§ **REQUIREMENTS**
Gather every line that includes the word "concentration", please.

* start SUPPLIED INFORMATION *

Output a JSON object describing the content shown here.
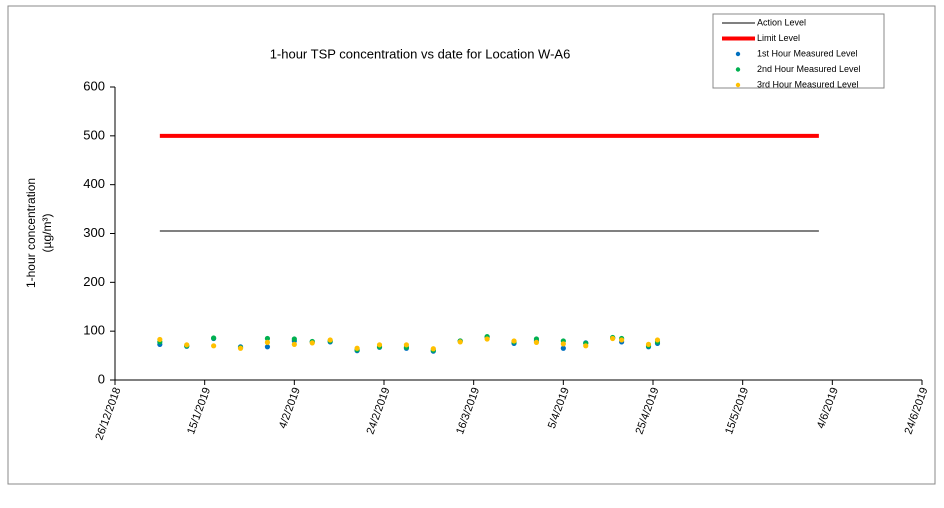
{
  "chart_data": {
    "type": "scatter",
    "title": "1-hour TSP concentration vs date for Location  W-A6",
    "ylabel": [
      "1-hour concentration",
      "(µg/m³)"
    ],
    "xlim": [
      "26/12/2018",
      "24/6/2019"
    ],
    "xticks": [
      "26/12/2018",
      "15/1/2019",
      "4/2/2019",
      "24/2/2019",
      "16/3/2019",
      "5/4/2019",
      "25/4/2019",
      "15/5/2019",
      "4/6/2019",
      "24/6/2019"
    ],
    "ylim": [
      0,
      600
    ],
    "yticks": [
      0,
      100,
      200,
      300,
      400,
      500,
      600
    ],
    "legend": "top-right",
    "series": [
      {
        "name": "Action Level",
        "mark": "line",
        "color": "#000000",
        "width": 1,
        "x": [
          "5/1/2019",
          "1/6/2019"
        ],
        "values": [
          305,
          305
        ]
      },
      {
        "name": "Limit Level",
        "mark": "line",
        "color": "#ff0000",
        "width": 4,
        "x": [
          "5/1/2019",
          "1/6/2019"
        ],
        "values": [
          500,
          500
        ]
      },
      {
        "name": "1st Hour Measured Level",
        "mark": "point",
        "color": "#0070c0",
        "x": [
          "5/1/2019",
          "11/1/2019",
          "17/1/2019",
          "23/1/2019",
          "29/1/2019",
          "4/2/2019",
          "8/2/2019",
          "12/2/2019",
          "18/2/2019",
          "23/2/2019",
          "1/3/2019",
          "7/3/2019",
          "13/3/2019",
          "19/3/2019",
          "25/3/2019",
          "30/3/2019",
          "5/4/2019",
          "10/4/2019",
          "16/4/2019",
          "18/4/2019",
          "24/4/2019",
          "26/4/2019"
        ],
        "values": [
          73,
          69,
          85,
          68,
          68,
          80,
          78,
          78,
          60,
          67,
          65,
          59,
          80,
          88,
          75,
          80,
          65,
          76,
          86,
          78,
          68,
          75
        ]
      },
      {
        "name": "2nd Hour Measured Level",
        "mark": "point",
        "color": "#00b050",
        "x": [
          "5/1/2019",
          "11/1/2019",
          "17/1/2019",
          "23/1/2019",
          "29/1/2019",
          "4/2/2019",
          "8/2/2019",
          "12/2/2019",
          "18/2/2019",
          "23/2/2019",
          "1/3/2019",
          "7/3/2019",
          "13/3/2019",
          "19/3/2019",
          "25/3/2019",
          "30/3/2019",
          "5/4/2019",
          "10/4/2019",
          "16/4/2019",
          "18/4/2019",
          "24/4/2019",
          "26/4/2019"
        ],
        "values": [
          78,
          70,
          86,
          66,
          85,
          84,
          79,
          80,
          62,
          68,
          67,
          61,
          80,
          89,
          78,
          84,
          80,
          75,
          87,
          85,
          70,
          78
        ]
      },
      {
        "name": "3rd Hour Measured Level",
        "mark": "point",
        "color": "#ffc000",
        "x": [
          "5/1/2019",
          "11/1/2019",
          "17/1/2019",
          "23/1/2019",
          "29/1/2019",
          "4/2/2019",
          "8/2/2019",
          "12/2/2019",
          "18/2/2019",
          "23/2/2019",
          "1/3/2019",
          "7/3/2019",
          "13/3/2019",
          "19/3/2019",
          "25/3/2019",
          "30/3/2019",
          "5/4/2019",
          "10/4/2019",
          "16/4/2019",
          "18/4/2019",
          "24/4/2019",
          "26/4/2019"
        ],
        "values": [
          83,
          72,
          70,
          65,
          77,
          73,
          76,
          82,
          65,
          72,
          72,
          64,
          78,
          84,
          80,
          77,
          74,
          70,
          85,
          82,
          73,
          82
        ]
      }
    ]
  }
}
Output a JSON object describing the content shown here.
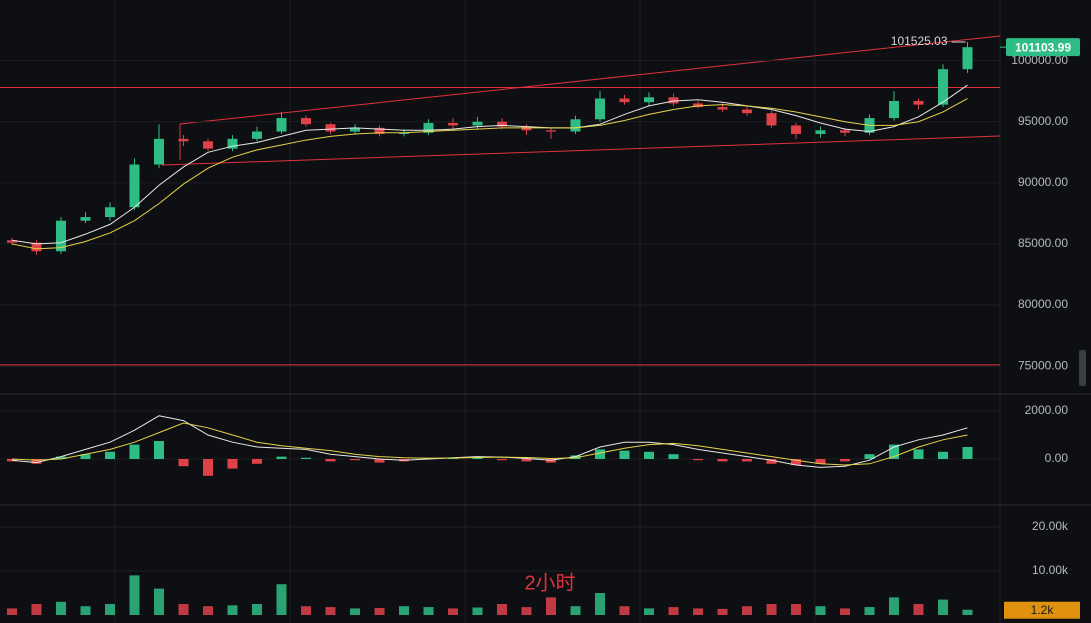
{
  "chart_data": [
    {
      "type": "candlestick",
      "up_color": "#2ebd85",
      "down_color": "#e0424a",
      "open": [
        85300,
        85100,
        84400,
        86900,
        87200,
        88000,
        91500,
        93600,
        93400,
        92800,
        93600,
        94200,
        95300,
        94800,
        94200,
        94500,
        94000,
        94100,
        94900,
        94700,
        95000,
        94600,
        94300,
        94200,
        95200,
        96900,
        96600,
        97000,
        96500,
        96200,
        96000,
        95700,
        94700,
        94000,
        94300,
        94100,
        95300,
        96700,
        96400,
        99300
      ],
      "high": [
        85500,
        85300,
        87200,
        87600,
        88400,
        92000,
        94800,
        93900,
        93600,
        93900,
        94600,
        95800,
        95500,
        94900,
        94800,
        94700,
        94400,
        95200,
        95300,
        95400,
        95300,
        94800,
        94500,
        95500,
        97500,
        97200,
        97400,
        97300,
        96700,
        96500,
        96300,
        95900,
        94900,
        94600,
        94500,
        95600,
        97500,
        96900,
        99700,
        101525.03
      ],
      "low": [
        84900,
        84100,
        84200,
        86700,
        86900,
        87800,
        91200,
        93000,
        92600,
        92600,
        93400,
        94000,
        94600,
        94000,
        94000,
        93800,
        93800,
        93900,
        94400,
        94400,
        94400,
        93900,
        93600,
        94000,
        95000,
        96400,
        96300,
        96300,
        96100,
        95800,
        95500,
        94500,
        93600,
        93700,
        93800,
        93900,
        95100,
        96000,
        96200,
        99000
      ],
      "close": [
        85100,
        84400,
        86900,
        87200,
        88000,
        91500,
        93600,
        93400,
        92800,
        93600,
        94200,
        95300,
        94800,
        94200,
        94500,
        94000,
        94100,
        94900,
        94700,
        95000,
        94600,
        94300,
        94200,
        95200,
        96900,
        96600,
        97000,
        96500,
        96200,
        96000,
        95700,
        94700,
        94000,
        94300,
        94100,
        95300,
        96700,
        96400,
        99300,
        101103.99
      ],
      "series": [
        {
          "color": "#e8e8e8",
          "values": [
            85300,
            85000,
            85100,
            85800,
            86600,
            88000,
            89800,
            91300,
            92500,
            93000,
            93300,
            93800,
            94300,
            94400,
            94500,
            94400,
            94300,
            94300,
            94400,
            94600,
            94700,
            94600,
            94500,
            94500,
            94800,
            95600,
            96300,
            96700,
            96800,
            96600,
            96300,
            96000,
            95500,
            94900,
            94400,
            94200,
            94600,
            95400,
            96600,
            98000
          ]
        },
        {
          "color": "#e6d34a",
          "values": [
            85000,
            84600,
            84700,
            85200,
            85900,
            86900,
            88300,
            89900,
            91200,
            92100,
            92700,
            93100,
            93500,
            93800,
            94000,
            94100,
            94100,
            94200,
            94300,
            94400,
            94500,
            94500,
            94500,
            94500,
            94700,
            95100,
            95600,
            96000,
            96300,
            96400,
            96300,
            96100,
            95800,
            95400,
            95000,
            94700,
            94700,
            95000,
            95800,
            96900
          ]
        }
      ],
      "hlines": [
        97800,
        75100
      ],
      "hline_color": "#e0323c",
      "ylim": [
        72800,
        104800
      ],
      "yticks": [
        {
          "value": 100000,
          "label": "100000.00"
        },
        {
          "value": 95000,
          "label": "95000.00"
        },
        {
          "value": 90000,
          "label": "90000.00"
        },
        {
          "value": 85000,
          "label": "85000.00"
        },
        {
          "value": 80000,
          "label": "80000.00"
        },
        {
          "value": 75000,
          "label": "75000.00"
        }
      ],
      "grid": true
    },
    {
      "type": "macd",
      "histogram": [
        -100,
        -200,
        100,
        200,
        300,
        600,
        750,
        -300,
        -700,
        -400,
        -200,
        100,
        50,
        -100,
        -50,
        -150,
        -100,
        50,
        50,
        100,
        -50,
        -100,
        -150,
        150,
        400,
        350,
        300,
        200,
        -50,
        -100,
        -100,
        -200,
        -250,
        -200,
        -100,
        200,
        600,
        400,
        300,
        500
      ],
      "series": [
        {
          "color": "#e8e8e8",
          "values": [
            -50,
            -150,
            100,
            400,
            700,
            1200,
            1800,
            1600,
            1000,
            700,
            500,
            450,
            400,
            200,
            100,
            0,
            -50,
            0,
            50,
            100,
            80,
            20,
            -50,
            100,
            500,
            700,
            700,
            600,
            400,
            250,
            100,
            -50,
            -250,
            -350,
            -300,
            -50,
            500,
            800,
            1000,
            1300
          ]
        },
        {
          "color": "#e6d34a",
          "values": [
            0,
            -50,
            0,
            200,
            400,
            700,
            1100,
            1500,
            1300,
            1000,
            700,
            550,
            450,
            350,
            200,
            100,
            50,
            30,
            40,
            60,
            80,
            60,
            20,
            50,
            250,
            450,
            600,
            650,
            550,
            400,
            250,
            100,
            -50,
            -200,
            -250,
            -200,
            100,
            500,
            800,
            1000
          ]
        }
      ],
      "ylim": [
        -1917,
        2667
      ],
      "yticks": [
        {
          "value": 2000,
          "label": "2000.00"
        },
        {
          "value": 0,
          "label": "0.00"
        }
      ],
      "grid": true
    },
    {
      "type": "bar",
      "values": [
        1500,
        2500,
        3000,
        2000,
        2500,
        9000,
        6000,
        2500,
        2000,
        2200,
        2500,
        7000,
        2000,
        1800,
        1500,
        1600,
        2000,
        1800,
        1500,
        1700,
        2500,
        1800,
        4000,
        2000,
        5000,
        2000,
        1500,
        1800,
        1500,
        1400,
        2000,
        2500,
        2500,
        2000,
        1500,
        1800,
        4000,
        2500,
        3500,
        1200
      ],
      "last": {
        "value": 1200,
        "label": "1.2k"
      },
      "annotation": "2小时",
      "ylim": [
        0,
        25000
      ],
      "yticks": [
        {
          "value": 20000,
          "label": "20.00k"
        },
        {
          "value": 10000,
          "label": "10.00k"
        }
      ],
      "grid": true
    }
  ]
}
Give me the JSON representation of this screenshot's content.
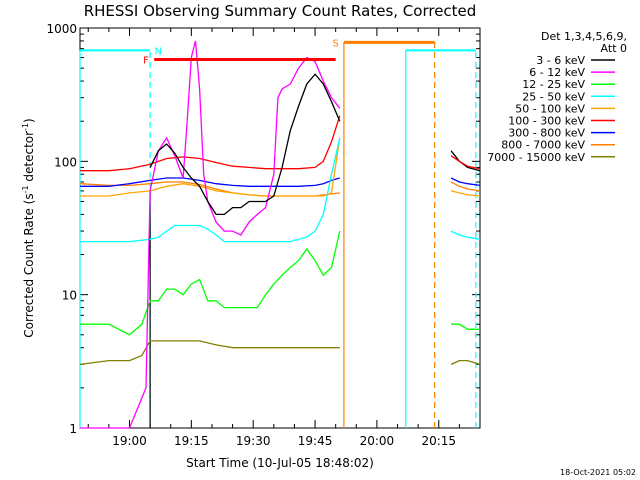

* end SUPPLIED INFORMATION *

§ **TASK RESPONSE**
    "title": "1-hour TSP concentration vs date for Location  W-A6",
      "1-hour concentration",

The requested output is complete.